_Extracted entries_:
-------------------------

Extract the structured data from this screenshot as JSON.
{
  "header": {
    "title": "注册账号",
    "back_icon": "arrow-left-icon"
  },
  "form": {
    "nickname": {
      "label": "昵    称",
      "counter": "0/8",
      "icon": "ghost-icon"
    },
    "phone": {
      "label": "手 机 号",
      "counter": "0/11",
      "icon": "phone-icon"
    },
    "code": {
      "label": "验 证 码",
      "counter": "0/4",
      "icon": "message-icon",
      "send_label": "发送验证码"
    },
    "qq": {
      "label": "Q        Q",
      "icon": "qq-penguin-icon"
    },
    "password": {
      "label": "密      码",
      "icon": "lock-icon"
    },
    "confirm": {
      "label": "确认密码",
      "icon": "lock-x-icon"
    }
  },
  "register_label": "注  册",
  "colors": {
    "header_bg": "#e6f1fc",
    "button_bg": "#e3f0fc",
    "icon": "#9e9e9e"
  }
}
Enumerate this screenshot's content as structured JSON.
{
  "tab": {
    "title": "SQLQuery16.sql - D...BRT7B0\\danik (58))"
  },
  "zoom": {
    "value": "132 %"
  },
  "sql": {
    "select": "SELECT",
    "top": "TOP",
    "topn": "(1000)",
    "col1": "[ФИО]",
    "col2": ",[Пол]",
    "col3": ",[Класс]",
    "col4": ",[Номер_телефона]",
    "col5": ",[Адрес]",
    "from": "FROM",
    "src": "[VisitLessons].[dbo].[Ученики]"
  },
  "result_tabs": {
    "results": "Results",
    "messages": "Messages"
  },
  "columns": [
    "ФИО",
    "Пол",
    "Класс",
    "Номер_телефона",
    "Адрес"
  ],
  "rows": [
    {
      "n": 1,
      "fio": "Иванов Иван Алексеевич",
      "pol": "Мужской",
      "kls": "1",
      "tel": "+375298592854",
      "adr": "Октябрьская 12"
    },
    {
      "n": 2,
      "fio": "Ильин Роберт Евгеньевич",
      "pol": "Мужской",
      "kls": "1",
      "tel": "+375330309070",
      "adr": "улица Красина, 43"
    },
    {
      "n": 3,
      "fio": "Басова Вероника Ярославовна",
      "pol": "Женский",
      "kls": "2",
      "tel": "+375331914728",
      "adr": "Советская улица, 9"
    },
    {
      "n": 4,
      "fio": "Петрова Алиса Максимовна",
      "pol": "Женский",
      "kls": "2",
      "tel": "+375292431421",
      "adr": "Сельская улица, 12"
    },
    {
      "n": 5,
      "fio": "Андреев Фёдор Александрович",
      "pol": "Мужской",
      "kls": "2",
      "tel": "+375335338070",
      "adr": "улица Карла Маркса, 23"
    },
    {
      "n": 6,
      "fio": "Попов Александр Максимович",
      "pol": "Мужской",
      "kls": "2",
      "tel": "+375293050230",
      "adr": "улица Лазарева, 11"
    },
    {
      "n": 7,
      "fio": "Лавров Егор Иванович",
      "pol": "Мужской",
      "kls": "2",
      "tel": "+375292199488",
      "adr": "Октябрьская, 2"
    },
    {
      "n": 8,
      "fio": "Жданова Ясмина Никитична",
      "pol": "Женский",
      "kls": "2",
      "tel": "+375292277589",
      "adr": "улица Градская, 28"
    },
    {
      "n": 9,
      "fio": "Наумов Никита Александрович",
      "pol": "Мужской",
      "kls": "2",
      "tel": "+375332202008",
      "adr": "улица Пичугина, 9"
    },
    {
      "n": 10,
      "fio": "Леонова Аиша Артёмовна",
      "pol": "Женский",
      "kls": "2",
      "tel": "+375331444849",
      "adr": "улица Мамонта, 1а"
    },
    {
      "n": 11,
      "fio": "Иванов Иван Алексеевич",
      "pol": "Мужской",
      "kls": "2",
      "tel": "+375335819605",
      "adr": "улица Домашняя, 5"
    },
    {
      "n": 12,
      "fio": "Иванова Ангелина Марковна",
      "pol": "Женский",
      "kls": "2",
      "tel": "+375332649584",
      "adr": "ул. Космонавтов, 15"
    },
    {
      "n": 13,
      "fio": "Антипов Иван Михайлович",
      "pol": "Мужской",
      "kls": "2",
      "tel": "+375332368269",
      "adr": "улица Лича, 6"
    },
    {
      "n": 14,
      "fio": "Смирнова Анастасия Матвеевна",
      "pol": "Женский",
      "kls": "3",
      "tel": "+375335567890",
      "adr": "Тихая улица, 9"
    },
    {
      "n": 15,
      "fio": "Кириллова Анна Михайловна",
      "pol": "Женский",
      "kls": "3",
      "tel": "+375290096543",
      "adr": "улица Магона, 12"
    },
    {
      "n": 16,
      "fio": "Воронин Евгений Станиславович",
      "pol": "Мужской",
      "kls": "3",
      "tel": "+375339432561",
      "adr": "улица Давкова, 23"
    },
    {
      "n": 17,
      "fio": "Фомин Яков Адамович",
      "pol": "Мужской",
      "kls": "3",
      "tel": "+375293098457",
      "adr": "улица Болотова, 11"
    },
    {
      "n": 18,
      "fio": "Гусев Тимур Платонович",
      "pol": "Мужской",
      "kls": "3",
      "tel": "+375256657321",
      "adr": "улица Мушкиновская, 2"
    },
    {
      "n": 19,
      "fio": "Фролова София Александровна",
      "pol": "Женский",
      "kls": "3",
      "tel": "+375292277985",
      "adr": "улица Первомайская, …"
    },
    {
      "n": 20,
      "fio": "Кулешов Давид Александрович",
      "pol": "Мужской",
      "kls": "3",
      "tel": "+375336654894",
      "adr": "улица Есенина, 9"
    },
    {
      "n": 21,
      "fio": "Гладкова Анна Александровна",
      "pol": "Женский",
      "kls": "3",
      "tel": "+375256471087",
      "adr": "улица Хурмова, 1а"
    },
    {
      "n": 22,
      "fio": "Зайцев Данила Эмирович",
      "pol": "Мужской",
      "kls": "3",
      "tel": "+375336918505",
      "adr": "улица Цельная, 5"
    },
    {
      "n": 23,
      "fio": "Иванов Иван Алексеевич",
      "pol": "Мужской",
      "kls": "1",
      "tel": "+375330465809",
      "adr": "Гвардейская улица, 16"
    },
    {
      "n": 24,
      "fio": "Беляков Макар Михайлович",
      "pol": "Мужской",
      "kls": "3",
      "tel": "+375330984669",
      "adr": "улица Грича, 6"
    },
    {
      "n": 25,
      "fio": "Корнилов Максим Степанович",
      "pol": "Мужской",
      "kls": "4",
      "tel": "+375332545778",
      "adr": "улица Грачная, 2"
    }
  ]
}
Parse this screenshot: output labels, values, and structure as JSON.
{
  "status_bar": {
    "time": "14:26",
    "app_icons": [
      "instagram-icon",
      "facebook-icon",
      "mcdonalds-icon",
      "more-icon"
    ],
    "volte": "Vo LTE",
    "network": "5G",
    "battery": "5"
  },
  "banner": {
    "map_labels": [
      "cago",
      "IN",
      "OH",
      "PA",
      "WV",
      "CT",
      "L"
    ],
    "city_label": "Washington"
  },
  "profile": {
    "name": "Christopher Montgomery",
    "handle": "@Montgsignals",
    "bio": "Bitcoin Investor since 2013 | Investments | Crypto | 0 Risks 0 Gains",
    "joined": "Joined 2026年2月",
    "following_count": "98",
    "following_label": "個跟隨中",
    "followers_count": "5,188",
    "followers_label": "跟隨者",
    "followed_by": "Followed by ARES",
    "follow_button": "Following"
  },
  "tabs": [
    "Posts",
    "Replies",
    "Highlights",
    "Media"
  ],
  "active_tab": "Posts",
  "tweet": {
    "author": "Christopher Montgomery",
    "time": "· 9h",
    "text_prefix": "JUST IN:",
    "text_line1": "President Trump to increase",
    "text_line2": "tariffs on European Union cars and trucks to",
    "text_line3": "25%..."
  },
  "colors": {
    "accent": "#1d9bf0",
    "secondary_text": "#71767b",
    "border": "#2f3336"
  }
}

-------------------------

Check every line in the material above for the string "Александрович", then give only the number of lines that have it.

3